▶ [Exercise goal]:
Can the data below be echoed back word for word?

=====

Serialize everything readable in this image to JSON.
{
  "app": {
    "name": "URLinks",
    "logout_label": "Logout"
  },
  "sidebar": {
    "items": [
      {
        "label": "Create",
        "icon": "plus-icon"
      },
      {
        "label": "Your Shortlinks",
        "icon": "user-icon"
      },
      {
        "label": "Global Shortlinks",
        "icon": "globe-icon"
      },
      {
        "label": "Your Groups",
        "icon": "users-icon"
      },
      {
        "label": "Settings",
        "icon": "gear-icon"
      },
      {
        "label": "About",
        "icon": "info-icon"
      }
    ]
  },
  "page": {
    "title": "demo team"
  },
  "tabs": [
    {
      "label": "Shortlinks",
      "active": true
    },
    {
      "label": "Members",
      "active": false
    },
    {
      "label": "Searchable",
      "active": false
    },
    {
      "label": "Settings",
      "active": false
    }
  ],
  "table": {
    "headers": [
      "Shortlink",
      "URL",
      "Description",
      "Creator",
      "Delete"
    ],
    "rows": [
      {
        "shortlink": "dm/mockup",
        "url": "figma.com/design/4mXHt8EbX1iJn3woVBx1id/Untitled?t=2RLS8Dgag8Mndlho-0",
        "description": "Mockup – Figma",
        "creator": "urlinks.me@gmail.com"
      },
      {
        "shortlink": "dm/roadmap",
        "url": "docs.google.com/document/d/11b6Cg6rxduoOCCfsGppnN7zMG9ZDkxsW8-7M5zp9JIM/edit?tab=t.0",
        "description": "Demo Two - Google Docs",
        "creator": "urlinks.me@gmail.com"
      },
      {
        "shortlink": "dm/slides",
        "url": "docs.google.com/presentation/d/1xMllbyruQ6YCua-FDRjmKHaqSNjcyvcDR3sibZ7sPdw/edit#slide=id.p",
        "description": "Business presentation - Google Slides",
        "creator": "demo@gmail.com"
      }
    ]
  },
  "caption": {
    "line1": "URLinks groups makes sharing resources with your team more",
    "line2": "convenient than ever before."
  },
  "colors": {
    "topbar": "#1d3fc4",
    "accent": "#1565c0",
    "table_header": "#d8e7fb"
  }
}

=====

▶ [Output for this exercise]:
Serialize everything readable in this image to JSON.
{
  "app": {
    "name": "URLinks",
    "logout_label": "Logout"
  },
  "sidebar": {
    "items": [
      {
        "label": "Create",
        "icon": "plus-icon"
      },
      {
        "label": "Your Shortlinks",
        "icon": "user-icon"
      },
      {
        "label": "Global Shortlinks",
        "icon": "globe-icon"
      },
      {
        "label": "Your Groups",
        "icon": "users-icon"
      },
      {
        "label": "Settings",
        "icon": "gear-icon"
      },
      {
        "label": "About",
        "icon": "info-icon"
      }
    ]
  },
  "page": {
    "title": "demo team"
  },
  "tabs": [
    {
      "label": "Shortlinks",
      "active": true
    },
    {
      "label": "Members",
      "active": false
    },
    {
      "label": "Searchable",
      "active": false
    },
    {
      "label": "Settings",
      "active": false
    }
  ],
  "table": {
    "headers": [
      "Shortlink",
      "URL",
      "Description",
      "Creator",
      "Delete"
    ],
    "rows": [
      {
        "shortlink": "dm/mockup",
        "url": "figma.com/design/4mXHt8EbX1iJn3woVBx1id/Untitled?t=2RLS8Dgag8Mndlho-0",
        "description": "Mockup – Figma",
        "creator": "urlinks.me@gmail.com"
      },
      {
        "shortlink": "dm/roadmap",
        "url": "docs.google.com/document/d/11b6Cg6rxduoOCCfsGppnN7zMG9ZDkxsW8-7M5zp9JIM/edit?tab=t.0",
        "description": "Demo Two - Google Docs",
        "creator": "urlinks.me@gmail.com"
      },
      {
        "shortlink": "dm/slides",
        "url": "docs.google.com/presentation/d/1xMllbyruQ6YCua-FDRjmKHaqSNjcyvcDR3sibZ7sPdw/edit#slide=id.p",
        "description": "Business presentation - Google Slides",
        "creator": "demo@gmail.com"
      }
    ]
  },
  "caption": {
    "line1": "URLinks groups makes sharing resources with your team more",
    "line2": "convenient than ever before."
  },
  "colors": {
    "topbar": "#1d3fc4",
    "accent": "#1565c0",
    "table_header": "#d8e7fb"
  }
}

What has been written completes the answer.